» STATED PROBLEM 1
In the records below, from the start through the line containing "layout-preview-box: 侧边1x6 居中3x3", swap "interactable" for "clickable" and give back those lines with nothing else changed.

» PAGE
........

# **Data Pre-Processing**

## 1. Introduction

## 2. Combining Dataset of All Jabodetabek

In [20]:
import pandas as pd
import numpy as np
from numpy import vectorize
import ast

In [21]:
file_names = [
    'Scraped_Data/raw/Bekasi_2022-10-09_16-57_page_1_to_50.csv',
    'Scraped_Data/raw/Bogor_2022-10-08_17-49_page_1_to_20.csv',
    'Scraped_Data/raw/Bogor_2022-10-08_18-19_page_21_to_30.csv',
    'Scraped_Data/raw/Bogor_2022-10-09_18-20_page_31_to_50.csv',
    'Scraped_Data/raw/Depok_2022-10-09_17-17_page_1_to_21.csv',
    'Scraped_Data/raw/Depok_2022-10-09_14-23_page_22_to_50.csv',
    'Scraped_Data/raw/Jakarta_2022-10-07_08-14_page_1_to_10.csv',
    'Scraped_Data/raw/Jakarta_2022-10-08_13-34_page_11_to_20.csv',
    'Scraped_Data/raw/Jakarta_2022-10-09_17-20_page_21_to_37.csv',
    'Scraped_Data/raw/Jakarta_2022-10-08_15-00_page_38_to_40.csv',
    'Scraped_Data/raw/Jakarta_2022-10-08_15-41_page_41_to_50.csv',
    'Scraped_Data/raw/Tangerang_2022-10-08_21-10_page_1_to_50.csv'
]

df = pd.concat(
    map(pd.read_csv, file_names), ignore_index=True
)

........

» Element placement records
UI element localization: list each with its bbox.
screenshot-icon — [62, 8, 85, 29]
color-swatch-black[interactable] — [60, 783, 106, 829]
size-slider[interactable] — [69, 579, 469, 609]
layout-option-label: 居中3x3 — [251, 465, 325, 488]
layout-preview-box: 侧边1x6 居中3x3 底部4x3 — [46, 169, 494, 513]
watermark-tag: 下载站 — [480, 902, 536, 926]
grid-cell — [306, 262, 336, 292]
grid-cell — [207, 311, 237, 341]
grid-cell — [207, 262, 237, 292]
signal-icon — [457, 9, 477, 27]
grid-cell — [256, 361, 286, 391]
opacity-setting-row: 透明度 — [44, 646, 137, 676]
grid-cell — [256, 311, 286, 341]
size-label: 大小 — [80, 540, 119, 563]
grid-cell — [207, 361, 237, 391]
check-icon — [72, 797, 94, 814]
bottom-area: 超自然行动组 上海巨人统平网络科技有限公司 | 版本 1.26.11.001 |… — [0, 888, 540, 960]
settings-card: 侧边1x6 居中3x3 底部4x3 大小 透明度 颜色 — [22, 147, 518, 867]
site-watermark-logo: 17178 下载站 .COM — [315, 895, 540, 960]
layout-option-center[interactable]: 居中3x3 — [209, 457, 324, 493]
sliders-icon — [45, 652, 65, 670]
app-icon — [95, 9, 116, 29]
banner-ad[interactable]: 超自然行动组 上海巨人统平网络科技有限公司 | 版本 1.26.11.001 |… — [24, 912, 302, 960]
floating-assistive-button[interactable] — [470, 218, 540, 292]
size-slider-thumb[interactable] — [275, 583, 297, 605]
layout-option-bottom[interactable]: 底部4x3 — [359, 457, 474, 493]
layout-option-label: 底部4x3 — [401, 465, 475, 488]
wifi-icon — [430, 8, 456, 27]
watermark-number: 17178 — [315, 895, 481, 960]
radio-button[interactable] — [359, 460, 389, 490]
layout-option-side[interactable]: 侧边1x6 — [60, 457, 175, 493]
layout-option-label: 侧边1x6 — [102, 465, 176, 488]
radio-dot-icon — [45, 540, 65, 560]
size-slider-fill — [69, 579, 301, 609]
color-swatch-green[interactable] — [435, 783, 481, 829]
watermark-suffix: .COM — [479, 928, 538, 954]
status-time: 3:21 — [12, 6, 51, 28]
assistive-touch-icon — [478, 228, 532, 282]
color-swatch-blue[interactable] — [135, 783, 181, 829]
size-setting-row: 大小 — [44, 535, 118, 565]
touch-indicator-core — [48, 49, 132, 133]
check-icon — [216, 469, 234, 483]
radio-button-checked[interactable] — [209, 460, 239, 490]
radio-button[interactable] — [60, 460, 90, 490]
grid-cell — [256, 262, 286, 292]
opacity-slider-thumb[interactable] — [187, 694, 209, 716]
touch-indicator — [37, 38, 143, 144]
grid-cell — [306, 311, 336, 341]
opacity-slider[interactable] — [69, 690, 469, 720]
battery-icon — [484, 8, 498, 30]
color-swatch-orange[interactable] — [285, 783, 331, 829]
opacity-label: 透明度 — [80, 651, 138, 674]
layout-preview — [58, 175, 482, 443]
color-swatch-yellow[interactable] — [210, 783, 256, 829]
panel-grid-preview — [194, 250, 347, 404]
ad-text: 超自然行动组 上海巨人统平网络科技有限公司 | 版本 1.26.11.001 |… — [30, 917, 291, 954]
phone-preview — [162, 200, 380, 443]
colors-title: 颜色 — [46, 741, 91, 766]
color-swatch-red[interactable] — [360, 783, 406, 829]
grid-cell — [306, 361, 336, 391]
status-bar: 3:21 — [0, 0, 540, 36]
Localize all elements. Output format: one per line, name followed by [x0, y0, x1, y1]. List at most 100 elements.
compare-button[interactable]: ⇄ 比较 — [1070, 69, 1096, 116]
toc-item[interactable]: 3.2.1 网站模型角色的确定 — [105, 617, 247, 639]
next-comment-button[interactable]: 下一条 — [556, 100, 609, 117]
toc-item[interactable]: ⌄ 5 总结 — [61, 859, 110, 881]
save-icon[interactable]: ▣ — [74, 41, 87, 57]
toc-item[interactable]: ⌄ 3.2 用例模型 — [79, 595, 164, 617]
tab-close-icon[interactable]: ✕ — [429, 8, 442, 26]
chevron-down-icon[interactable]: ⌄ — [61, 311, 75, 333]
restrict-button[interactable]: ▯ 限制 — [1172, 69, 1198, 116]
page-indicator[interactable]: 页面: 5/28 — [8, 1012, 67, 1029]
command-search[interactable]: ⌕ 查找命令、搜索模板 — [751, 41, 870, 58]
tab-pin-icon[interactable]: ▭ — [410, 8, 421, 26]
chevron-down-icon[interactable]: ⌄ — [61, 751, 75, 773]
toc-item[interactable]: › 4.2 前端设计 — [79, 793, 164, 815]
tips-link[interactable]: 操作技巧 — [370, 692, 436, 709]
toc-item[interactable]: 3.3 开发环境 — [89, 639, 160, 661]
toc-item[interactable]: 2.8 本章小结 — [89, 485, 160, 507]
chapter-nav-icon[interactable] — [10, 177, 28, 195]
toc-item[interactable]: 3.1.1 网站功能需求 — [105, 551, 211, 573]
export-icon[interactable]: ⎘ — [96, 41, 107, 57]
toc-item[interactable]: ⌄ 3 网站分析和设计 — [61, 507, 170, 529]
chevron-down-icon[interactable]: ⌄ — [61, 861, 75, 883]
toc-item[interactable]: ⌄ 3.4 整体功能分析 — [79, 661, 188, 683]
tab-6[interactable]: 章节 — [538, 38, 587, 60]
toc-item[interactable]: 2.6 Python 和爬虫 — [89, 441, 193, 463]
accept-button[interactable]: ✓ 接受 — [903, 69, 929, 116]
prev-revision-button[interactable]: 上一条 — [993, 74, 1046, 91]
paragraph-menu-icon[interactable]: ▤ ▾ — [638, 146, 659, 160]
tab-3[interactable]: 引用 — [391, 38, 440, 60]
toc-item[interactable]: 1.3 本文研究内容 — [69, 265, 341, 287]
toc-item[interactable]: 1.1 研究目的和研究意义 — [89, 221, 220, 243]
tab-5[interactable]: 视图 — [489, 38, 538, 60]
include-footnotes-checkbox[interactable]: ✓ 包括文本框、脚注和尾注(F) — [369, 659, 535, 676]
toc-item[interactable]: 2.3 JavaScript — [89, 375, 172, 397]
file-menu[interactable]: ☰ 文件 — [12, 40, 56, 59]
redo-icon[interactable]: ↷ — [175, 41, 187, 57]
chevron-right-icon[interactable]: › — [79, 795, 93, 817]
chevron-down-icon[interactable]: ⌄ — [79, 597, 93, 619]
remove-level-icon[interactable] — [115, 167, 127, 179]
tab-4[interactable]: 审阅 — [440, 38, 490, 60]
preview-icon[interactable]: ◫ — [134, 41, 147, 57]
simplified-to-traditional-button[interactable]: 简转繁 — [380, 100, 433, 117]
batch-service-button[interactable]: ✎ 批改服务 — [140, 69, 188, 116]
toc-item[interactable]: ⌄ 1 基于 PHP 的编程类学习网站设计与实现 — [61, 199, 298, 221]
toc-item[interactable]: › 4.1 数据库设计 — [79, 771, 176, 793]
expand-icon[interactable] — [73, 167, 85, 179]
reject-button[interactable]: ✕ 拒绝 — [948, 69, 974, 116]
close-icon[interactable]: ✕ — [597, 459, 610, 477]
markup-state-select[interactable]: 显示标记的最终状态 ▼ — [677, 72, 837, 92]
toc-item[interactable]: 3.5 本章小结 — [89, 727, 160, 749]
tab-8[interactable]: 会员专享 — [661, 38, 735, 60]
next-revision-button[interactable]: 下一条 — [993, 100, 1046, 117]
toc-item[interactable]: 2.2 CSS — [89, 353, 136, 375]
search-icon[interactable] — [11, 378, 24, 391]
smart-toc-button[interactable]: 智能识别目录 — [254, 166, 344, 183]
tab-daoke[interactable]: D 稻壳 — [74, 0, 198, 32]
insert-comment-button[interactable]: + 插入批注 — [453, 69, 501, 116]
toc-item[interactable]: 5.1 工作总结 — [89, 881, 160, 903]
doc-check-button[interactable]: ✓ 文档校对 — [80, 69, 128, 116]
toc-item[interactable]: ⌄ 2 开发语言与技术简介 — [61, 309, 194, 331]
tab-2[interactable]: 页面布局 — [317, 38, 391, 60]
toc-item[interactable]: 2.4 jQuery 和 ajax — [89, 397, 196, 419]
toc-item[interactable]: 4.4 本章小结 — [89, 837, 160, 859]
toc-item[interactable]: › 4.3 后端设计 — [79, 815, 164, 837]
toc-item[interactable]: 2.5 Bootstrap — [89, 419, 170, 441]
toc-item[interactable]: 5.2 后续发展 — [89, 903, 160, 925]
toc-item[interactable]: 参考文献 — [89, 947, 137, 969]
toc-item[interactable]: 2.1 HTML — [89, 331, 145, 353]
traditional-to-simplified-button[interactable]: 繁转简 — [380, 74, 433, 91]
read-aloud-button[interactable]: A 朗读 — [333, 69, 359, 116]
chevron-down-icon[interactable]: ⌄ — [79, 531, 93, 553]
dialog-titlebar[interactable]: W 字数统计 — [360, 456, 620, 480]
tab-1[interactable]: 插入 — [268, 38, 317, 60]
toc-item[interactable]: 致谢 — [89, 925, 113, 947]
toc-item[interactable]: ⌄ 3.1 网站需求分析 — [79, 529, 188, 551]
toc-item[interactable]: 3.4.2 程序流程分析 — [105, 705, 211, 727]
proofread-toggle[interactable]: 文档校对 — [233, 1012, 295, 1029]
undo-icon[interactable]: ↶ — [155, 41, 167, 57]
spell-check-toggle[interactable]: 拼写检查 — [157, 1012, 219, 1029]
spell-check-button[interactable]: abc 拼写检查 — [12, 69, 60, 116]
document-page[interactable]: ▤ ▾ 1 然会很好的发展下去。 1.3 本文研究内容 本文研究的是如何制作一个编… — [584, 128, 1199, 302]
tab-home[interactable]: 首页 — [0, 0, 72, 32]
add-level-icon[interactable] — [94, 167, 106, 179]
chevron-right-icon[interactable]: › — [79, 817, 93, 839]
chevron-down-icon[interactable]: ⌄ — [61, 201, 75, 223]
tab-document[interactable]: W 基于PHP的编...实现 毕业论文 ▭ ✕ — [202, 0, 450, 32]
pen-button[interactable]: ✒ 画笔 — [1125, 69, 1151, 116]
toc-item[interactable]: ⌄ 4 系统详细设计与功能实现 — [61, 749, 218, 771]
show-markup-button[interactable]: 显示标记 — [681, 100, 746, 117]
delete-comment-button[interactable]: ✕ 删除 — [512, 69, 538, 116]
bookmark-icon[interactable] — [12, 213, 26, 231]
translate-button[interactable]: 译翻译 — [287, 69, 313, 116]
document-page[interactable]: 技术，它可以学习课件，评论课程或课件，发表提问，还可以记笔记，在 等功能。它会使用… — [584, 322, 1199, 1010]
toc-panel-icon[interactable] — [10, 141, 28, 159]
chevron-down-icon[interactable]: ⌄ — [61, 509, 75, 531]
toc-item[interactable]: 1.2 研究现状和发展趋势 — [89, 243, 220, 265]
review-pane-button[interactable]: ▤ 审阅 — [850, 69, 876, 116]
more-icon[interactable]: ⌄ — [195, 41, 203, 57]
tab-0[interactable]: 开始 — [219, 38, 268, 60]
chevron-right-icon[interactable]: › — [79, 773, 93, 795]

........

» STATED PROBLEM 2
In the data pre-processing page, which keyword argument is passed to pd.concat along with the mapped CSV reads?

» CORRECT RESPONSE 1
UI element localization: list each with its bbox.
screenshot-icon — [62, 8, 85, 29]
color-swatch-black[clickable] — [60, 783, 106, 829]
size-slider[clickable] — [69, 579, 469, 609]
layout-option-label: 居中3x3 — [251, 465, 325, 488]
layout-preview-box: 侧边1x6 居中3x3 底部4x3 — [46, 169, 494, 513]

» CORRECT RESPONSE 2
ignore_index=True